> **THE EXERCISE**
Make a verbatim copy of the entries below; pictures stay out.

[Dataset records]
+++
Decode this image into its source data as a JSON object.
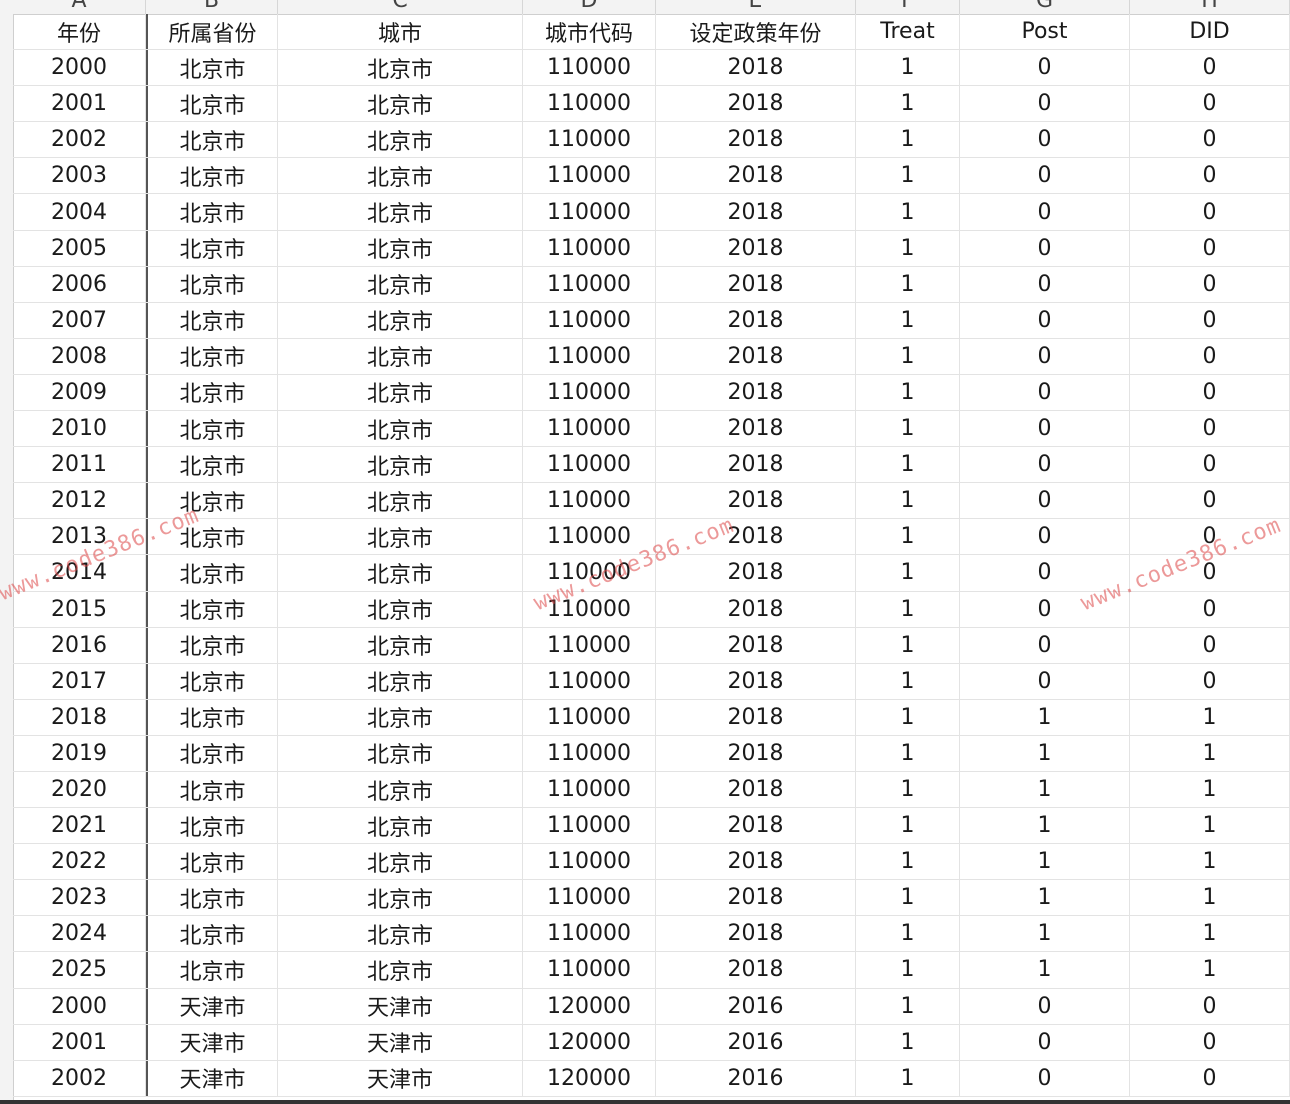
{
  "column_letters": [
    "A",
    "B",
    "C",
    "D",
    "E",
    "F",
    "G",
    "H"
  ],
  "headers": [
    "年份",
    "所属省份",
    "城市",
    "城市代码",
    "设定政策年份",
    "Treat",
    "Post",
    "DID"
  ],
  "rows": [
    [
      "2000",
      "北京市",
      "北京市",
      "110000",
      "2018",
      "1",
      "0",
      "0"
    ],
    [
      "2001",
      "北京市",
      "北京市",
      "110000",
      "2018",
      "1",
      "0",
      "0"
    ],
    [
      "2002",
      "北京市",
      "北京市",
      "110000",
      "2018",
      "1",
      "0",
      "0"
    ],
    [
      "2003",
      "北京市",
      "北京市",
      "110000",
      "2018",
      "1",
      "0",
      "0"
    ],
    [
      "2004",
      "北京市",
      "北京市",
      "110000",
      "2018",
      "1",
      "0",
      "0"
    ],
    [
      "2005",
      "北京市",
      "北京市",
      "110000",
      "2018",
      "1",
      "0",
      "0"
    ],
    [
      "2006",
      "北京市",
      "北京市",
      "110000",
      "2018",
      "1",
      "0",
      "0"
    ],
    [
      "2007",
      "北京市",
      "北京市",
      "110000",
      "2018",
      "1",
      "0",
      "0"
    ],
    [
      "2008",
      "北京市",
      "北京市",
      "110000",
      "2018",
      "1",
      "0",
      "0"
    ],
    [
      "2009",
      "北京市",
      "北京市",
      "110000",
      "2018",
      "1",
      "0",
      "0"
    ],
    [
      "2010",
      "北京市",
      "北京市",
      "110000",
      "2018",
      "1",
      "0",
      "0"
    ],
    [
      "2011",
      "北京市",
      "北京市",
      "110000",
      "2018",
      "1",
      "0",
      "0"
    ],
    [
      "2012",
      "北京市",
      "北京市",
      "110000",
      "2018",
      "1",
      "0",
      "0"
    ],
    [
      "2013",
      "北京市",
      "北京市",
      "110000",
      "2018",
      "1",
      "0",
      "0"
    ],
    [
      "2014",
      "北京市",
      "北京市",
      "110000",
      "2018",
      "1",
      "0",
      "0"
    ],
    [
      "2015",
      "北京市",
      "北京市",
      "110000",
      "2018",
      "1",
      "0",
      "0"
    ],
    [
      "2016",
      "北京市",
      "北京市",
      "110000",
      "2018",
      "1",
      "0",
      "0"
    ],
    [
      "2017",
      "北京市",
      "北京市",
      "110000",
      "2018",
      "1",
      "0",
      "0"
    ],
    [
      "2018",
      "北京市",
      "北京市",
      "110000",
      "2018",
      "1",
      "1",
      "1"
    ],
    [
      "2019",
      "北京市",
      "北京市",
      "110000",
      "2018",
      "1",
      "1",
      "1"
    ],
    [
      "2020",
      "北京市",
      "北京市",
      "110000",
      "2018",
      "1",
      "1",
      "1"
    ],
    [
      "2021",
      "北京市",
      "北京市",
      "110000",
      "2018",
      "1",
      "1",
      "1"
    ],
    [
      "2022",
      "北京市",
      "北京市",
      "110000",
      "2018",
      "1",
      "1",
      "1"
    ],
    [
      "2023",
      "北京市",
      "北京市",
      "110000",
      "2018",
      "1",
      "1",
      "1"
    ],
    [
      "2024",
      "北京市",
      "北京市",
      "110000",
      "2018",
      "1",
      "1",
      "1"
    ],
    [
      "2025",
      "北京市",
      "北京市",
      "110000",
      "2018",
      "1",
      "1",
      "1"
    ],
    [
      "2000",
      "天津市",
      "天津市",
      "120000",
      "2016",
      "1",
      "0",
      "0"
    ],
    [
      "2001",
      "天津市",
      "天津市",
      "120000",
      "2016",
      "1",
      "0",
      "0"
    ],
    [
      "2002",
      "天津市",
      "天津市",
      "120000",
      "2016",
      "1",
      "0",
      "0"
    ]
  ],
  "watermarks": [
    "www.code386.com",
    "www.code386.com",
    "www.code386.com"
  ],
  "colors": {
    "watermark": "#dc4646",
    "grid_line": "#e3e3e3",
    "header_bg": "#f3f3f3"
  }
}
+++
> **RESULT FOR THIS EXERCISE**
Decode this image into its source data as a JSON object.
{
  "column_letters": [
    "A",
    "B",
    "C",
    "D",
    "E",
    "F",
    "G",
    "H"
  ],
  "headers": [
    "年份",
    "所属省份",
    "城市",
    "城市代码",
    "设定政策年份",
    "Treat",
    "Post",
    "DID"
  ],
  "rows": [
    [
      "2000",
      "北京市",
      "北京市",
      "110000",
      "2018",
      "1",
      "0",
      "0"
    ],
    [
      "2001",
      "北京市",
      "北京市",
      "110000",
      "2018",
      "1",
      "0",
      "0"
    ],
    [
      "2002",
      "北京市",
      "北京市",
      "110000",
      "2018",
      "1",
      "0",
      "0"
    ],
    [
      "2003",
      "北京市",
      "北京市",
      "110000",
      "2018",
      "1",
      "0",
      "0"
    ],
    [
      "2004",
      "北京市",
      "北京市",
      "110000",
      "2018",
      "1",
      "0",
      "0"
    ],
    [
      "2005",
      "北京市",
      "北京市",
      "110000",
      "2018",
      "1",
      "0",
      "0"
    ],
    [
      "2006",
      "北京市",
      "北京市",
      "110000",
      "2018",
      "1",
      "0",
      "0"
    ],
    [
      "2007",
      "北京市",
      "北京市",
      "110000",
      "2018",
      "1",
      "0",
      "0"
    ],
    [
      "2008",
      "北京市",
      "北京市",
      "110000",
      "2018",
      "1",
      "0",
      "0"
    ],
    [
      "2009",
      "北京市",
      "北京市",
      "110000",
      "2018",
      "1",
      "0",
      "0"
    ],
    [
      "2010",
      "北京市",
      "北京市",
      "110000",
      "2018",
      "1",
      "0",
      "0"
    ],
    [
      "2011",
      "北京市",
      "北京市",
      "110000",
      "2018",
      "1",
      "0",
      "0"
    ],
    [
      "2012",
      "北京市",
      "北京市",
      "110000",
      "2018",
      "1",
      "0",
      "0"
    ],
    [
      "2013",
      "北京市",
      "北京市",
      "110000",
      "2018",
      "1",
      "0",
      "0"
    ],
    [
      "2014",
      "北京市",
      "北京市",
      "110000",
      "2018",
      "1",
      "0",
      "0"
    ],
    [
      "2015",
      "北京市",
      "北京市",
      "110000",
      "2018",
      "1",
      "0",
      "0"
    ],
    [
      "2016",
      "北京市",
      "北京市",
      "110000",
      "2018",
      "1",
      "0",
      "0"
    ],
    [
      "2017",
      "北京市",
      "北京市",
      "110000",
      "2018",
      "1",
      "0",
      "0"
    ],
    [
      "2018",
      "北京市",
      "北京市",
      "110000",
      "2018",
      "1",
      "1",
      "1"
    ],
    [
      "2019",
      "北京市",
      "北京市",
      "110000",
      "2018",
      "1",
      "1",
      "1"
    ],
    [
      "2020",
      "北京市",
      "北京市",
      "110000",
      "2018",
      "1",
      "1",
      "1"
    ],
    [
      "2021",
      "北京市",
      "北京市",
      "110000",
      "2018",
      "1",
      "1",
      "1"
    ],
    [
      "2022",
      "北京市",
      "北京市",
      "110000",
      "2018",
      "1",
      "1",
      "1"
    ],
    [
      "2023",
      "北京市",
      "北京市",
      "110000",
      "2018",
      "1",
      "1",
      "1"
    ],
    [
      "2024",
      "北京市",
      "北京市",
      "110000",
      "2018",
      "1",
      "1",
      "1"
    ],
    [
      "2025",
      "北京市",
      "北京市",
      "110000",
      "2018",
      "1",
      "1",
      "1"
    ],
    [
      "2000",
      "天津市",
      "天津市",
      "120000",
      "2016",
      "1",
      "0",
      "0"
    ],
    [
      "2001",
      "天津市",
      "天津市",
      "120000",
      "2016",
      "1",
      "0",
      "0"
    ],
    [
      "2002",
      "天津市",
      "天津市",
      "120000",
      "2016",
      "1",
      "0",
      "0"
    ]
  ],
  "watermarks": [
    "www.code386.com",
    "www.code386.com",
    "www.code386.com"
  ],
  "colors": {
    "watermark": "#dc4646",
    "grid_line": "#e3e3e3",
    "header_bg": "#f3f3f3"
  }
}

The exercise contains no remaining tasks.